Request -
Go through the listing and copy every line word for word.

Material provided -
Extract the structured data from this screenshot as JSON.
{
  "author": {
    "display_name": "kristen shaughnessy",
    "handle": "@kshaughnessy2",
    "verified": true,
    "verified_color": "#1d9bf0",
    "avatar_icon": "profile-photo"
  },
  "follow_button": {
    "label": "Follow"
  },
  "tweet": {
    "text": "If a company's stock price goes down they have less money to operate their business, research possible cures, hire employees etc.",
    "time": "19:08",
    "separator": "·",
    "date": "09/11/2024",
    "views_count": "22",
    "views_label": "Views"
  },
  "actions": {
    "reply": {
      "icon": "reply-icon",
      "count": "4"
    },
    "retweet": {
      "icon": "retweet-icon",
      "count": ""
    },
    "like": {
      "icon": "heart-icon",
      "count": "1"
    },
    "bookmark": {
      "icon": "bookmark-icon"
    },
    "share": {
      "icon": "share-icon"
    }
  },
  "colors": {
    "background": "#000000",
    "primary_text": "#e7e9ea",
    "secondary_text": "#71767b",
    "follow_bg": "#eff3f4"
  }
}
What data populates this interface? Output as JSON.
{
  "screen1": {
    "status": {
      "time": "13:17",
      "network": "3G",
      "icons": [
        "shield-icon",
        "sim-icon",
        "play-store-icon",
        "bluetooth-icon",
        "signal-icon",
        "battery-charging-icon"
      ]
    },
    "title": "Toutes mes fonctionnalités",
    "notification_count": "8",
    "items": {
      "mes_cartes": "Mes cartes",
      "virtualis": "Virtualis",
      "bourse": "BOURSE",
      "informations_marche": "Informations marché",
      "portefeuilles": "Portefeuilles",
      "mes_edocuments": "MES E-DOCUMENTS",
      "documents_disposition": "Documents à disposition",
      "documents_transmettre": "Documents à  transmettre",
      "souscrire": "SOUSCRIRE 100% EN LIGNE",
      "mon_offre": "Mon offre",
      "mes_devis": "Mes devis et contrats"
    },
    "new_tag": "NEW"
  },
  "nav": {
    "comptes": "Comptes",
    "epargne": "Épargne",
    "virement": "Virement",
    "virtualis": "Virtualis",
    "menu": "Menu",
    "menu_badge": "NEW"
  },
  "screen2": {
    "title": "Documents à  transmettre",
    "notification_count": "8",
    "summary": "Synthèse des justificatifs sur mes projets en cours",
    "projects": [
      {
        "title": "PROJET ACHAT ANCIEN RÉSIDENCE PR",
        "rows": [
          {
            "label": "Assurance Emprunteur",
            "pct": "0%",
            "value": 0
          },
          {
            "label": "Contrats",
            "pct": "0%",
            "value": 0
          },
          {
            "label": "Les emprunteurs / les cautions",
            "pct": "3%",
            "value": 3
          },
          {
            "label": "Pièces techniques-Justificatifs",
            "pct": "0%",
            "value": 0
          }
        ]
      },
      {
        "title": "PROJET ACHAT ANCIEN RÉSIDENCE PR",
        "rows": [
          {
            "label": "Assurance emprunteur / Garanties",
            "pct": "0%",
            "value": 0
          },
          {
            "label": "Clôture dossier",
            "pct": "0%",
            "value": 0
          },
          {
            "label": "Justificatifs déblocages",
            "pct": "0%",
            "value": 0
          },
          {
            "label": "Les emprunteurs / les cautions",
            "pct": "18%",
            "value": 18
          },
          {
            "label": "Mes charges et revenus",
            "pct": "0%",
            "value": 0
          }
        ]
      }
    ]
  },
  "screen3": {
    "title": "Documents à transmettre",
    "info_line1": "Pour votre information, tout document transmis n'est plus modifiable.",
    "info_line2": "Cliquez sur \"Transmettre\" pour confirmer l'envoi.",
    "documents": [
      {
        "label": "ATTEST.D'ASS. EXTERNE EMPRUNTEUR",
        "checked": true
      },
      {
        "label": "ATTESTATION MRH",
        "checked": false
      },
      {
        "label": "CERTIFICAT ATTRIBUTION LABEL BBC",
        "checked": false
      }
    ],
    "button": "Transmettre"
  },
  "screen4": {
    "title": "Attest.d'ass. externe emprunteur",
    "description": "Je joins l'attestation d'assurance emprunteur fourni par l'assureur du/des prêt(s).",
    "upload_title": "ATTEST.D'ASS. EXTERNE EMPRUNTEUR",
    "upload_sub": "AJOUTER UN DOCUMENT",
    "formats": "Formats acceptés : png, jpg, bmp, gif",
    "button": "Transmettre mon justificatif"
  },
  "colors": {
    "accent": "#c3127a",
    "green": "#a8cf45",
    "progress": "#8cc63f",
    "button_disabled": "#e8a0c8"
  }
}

Correct output -
Extract the structured data from this screenshot as JSON.
{
  "author": {
    "display_name": "kristen shaughnessy",
    "handle": "@kshaughnessy2",
    "verified": true,
    "verified_color": "#1d9bf0",
    "avatar_icon": "profile-photo"
  },
  "follow_button": {
    "label": "Follow"
  },
  "tweet": {
    "text": "If a company's stock price goes down they have less money to operate their business, research possible cures, hire employees etc.",
    "time": "19:08",
    "separator": "·",
    "date": "09/11/2024",
    "views_count": "22",
    "views_label": "Views"
  },
  "actions": {
    "reply": {
      "icon": "reply-icon",
      "count": "4"
    },
    "retweet": {
      "icon": "retweet-icon",
      "count": ""
    },
    "like": {
      "icon": "heart-icon",
      "count": "1"
    },
    "bookmark": {
      "icon": "bookmark-icon"
    },
    "share": {
      "icon": "share-icon"
    }
  },
  "colors": {
    "background": "#000000",
    "primary_text": "#e7e9ea",
    "secondary_text": "#71767b",
    "follow_bg": "#eff3f4"
  }
}
What data populates this interface? Output as JSON.
{
  "screen1": {
    "status": {
      "time": "13:17",
      "network": "3G",
      "icons": [
        "shield-icon",
        "sim-icon",
        "play-store-icon",
        "bluetooth-icon",
        "signal-icon",
        "battery-charging-icon"
      ]
    },
    "title": "Toutes mes fonctionnalités",
    "notification_count": "8",
    "items": {
      "mes_cartes": "Mes cartes",
      "virtualis": "Virtualis",
      "bourse": "BOURSE",
      "informations_marche": "Informations marché",
      "portefeuilles": "Portefeuilles",
      "mes_edocuments": "MES E-DOCUMENTS",
      "documents_disposition": "Documents à disposition",
      "documents_transmettre": "Documents à  transmettre",
      "souscrire": "SOUSCRIRE 100% EN LIGNE",
      "mon_offre": "Mon offre",
      "mes_devis": "Mes devis et contrats"
    },
    "new_tag": "NEW"
  },
  "nav": {
    "comptes": "Comptes",
    "epargne": "Épargne",
    "virement": "Virement",
    "virtualis": "Virtualis",
    "menu": "Menu",
    "menu_badge": "NEW"
  },
  "screen2": {
    "title": "Documents à  transmettre",
    "notification_count": "8",
    "summary": "Synthèse des justificatifs sur mes projets en cours",
    "projects": [
      {
        "title": "PROJET ACHAT ANCIEN RÉSIDENCE PR",
        "rows": [
          {
            "label": "Assurance Emprunteur",
            "pct": "0%",
            "value": 0
          },
          {
            "label": "Contrats",
            "pct": "0%",
            "value": 0
          },
          {
            "label": "Les emprunteurs / les cautions",
            "pct": "3%",
            "value": 3
          },
          {
            "label": "Pièces techniques-Justificatifs",
            "pct": "0%",
            "value": 0
          }
        ]
      },
      {
        "title": "PROJET ACHAT ANCIEN RÉSIDENCE PR",
        "rows": [
          {
            "label": "Assurance emprunteur / Garanties",
            "pct": "0%",
            "value": 0
          },
          {
            "label": "Clôture dossier",
            "pct": "0%",
            "value": 0
          },
          {
            "label": "Justificatifs déblocages",
            "pct": "0%",
            "value": 0
          },
          {
            "label": "Les emprunteurs / les cautions",
            "pct": "18%",
            "value": 18
          },
          {
            "label": "Mes charges et revenus",
            "pct": "0%",
            "value": 0
          }
        ]
      }
    ]
  },
  "screen3": {
    "title": "Documents à transmettre",
    "info_line1": "Pour votre information, tout document transmis n'est plus modifiable.",
    "info_line2": "Cliquez sur \"Transmettre\" pour confirmer l'envoi.",
    "documents": [
      {
        "label": "ATTEST.D'ASS. EXTERNE EMPRUNTEUR",
        "checked": true
      },
      {
        "label": "ATTESTATION MRH",
        "checked": false
      },
      {
        "label": "CERTIFICAT ATTRIBUTION LABEL BBC",
        "checked": false
      }
    ],
    "button": "Transmettre"
  },
  "screen4": {
    "title": "Attest.d'ass. externe emprunteur",
    "description": "Je joins l'attestation d'assurance emprunteur fourni par l'assureur du/des prêt(s).",
    "upload_title": "ATTEST.D'ASS. EXTERNE EMPRUNTEUR",
    "upload_sub": "AJOUTER UN DOCUMENT",
    "formats": "Formats acceptés : png, jpg, bmp, gif",
    "button": "Transmettre mon justificatif"
  },
  "colors": {
    "accent": "#c3127a",
    "green": "#a8cf45",
    "progress": "#8cc63f",
    "button_disabled": "#e8a0c8"
  }
}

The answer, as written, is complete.